* begin DATA SUPPLIED *

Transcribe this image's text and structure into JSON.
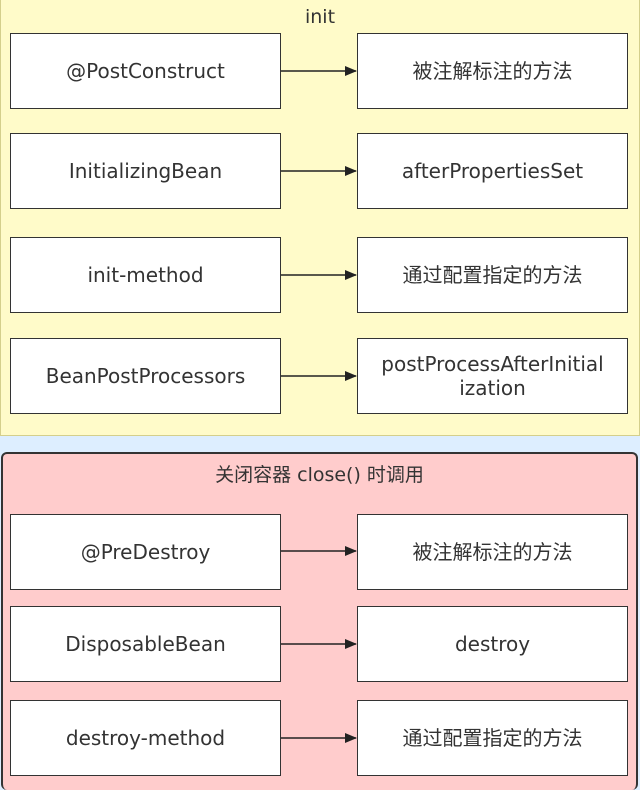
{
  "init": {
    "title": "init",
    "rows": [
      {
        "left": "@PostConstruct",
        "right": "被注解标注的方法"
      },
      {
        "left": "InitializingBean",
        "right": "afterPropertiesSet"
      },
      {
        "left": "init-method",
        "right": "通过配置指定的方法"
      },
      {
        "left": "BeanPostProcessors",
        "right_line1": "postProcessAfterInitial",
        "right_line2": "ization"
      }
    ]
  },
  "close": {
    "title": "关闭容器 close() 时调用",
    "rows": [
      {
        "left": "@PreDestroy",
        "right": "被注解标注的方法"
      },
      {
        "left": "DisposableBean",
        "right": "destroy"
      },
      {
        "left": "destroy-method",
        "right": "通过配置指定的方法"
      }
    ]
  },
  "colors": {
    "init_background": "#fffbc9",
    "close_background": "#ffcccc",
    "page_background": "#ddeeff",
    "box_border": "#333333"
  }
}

* end DATA SUPPLIED *

▶ **AIM**: Copy every entry exactly as written. Pictures are excluded.

▶ **EXPECTED ANSWER**:
Transcribe this image's text and structure into JSON.
{
  "init": {
    "title": "init",
    "rows": [
      {
        "left": "@PostConstruct",
        "right": "被注解标注的方法"
      },
      {
        "left": "InitializingBean",
        "right": "afterPropertiesSet"
      },
      {
        "left": "init-method",
        "right": "通过配置指定的方法"
      },
      {
        "left": "BeanPostProcessors",
        "right_line1": "postProcessAfterInitial",
        "right_line2": "ization"
      }
    ]
  },
  "close": {
    "title": "关闭容器 close() 时调用",
    "rows": [
      {
        "left": "@PreDestroy",
        "right": "被注解标注的方法"
      },
      {
        "left": "DisposableBean",
        "right": "destroy"
      },
      {
        "left": "destroy-method",
        "right": "通过配置指定的方法"
      }
    ]
  },
  "colors": {
    "init_background": "#fffbc9",
    "close_background": "#ffcccc",
    "page_background": "#ddeeff",
    "box_border": "#333333"
  }
}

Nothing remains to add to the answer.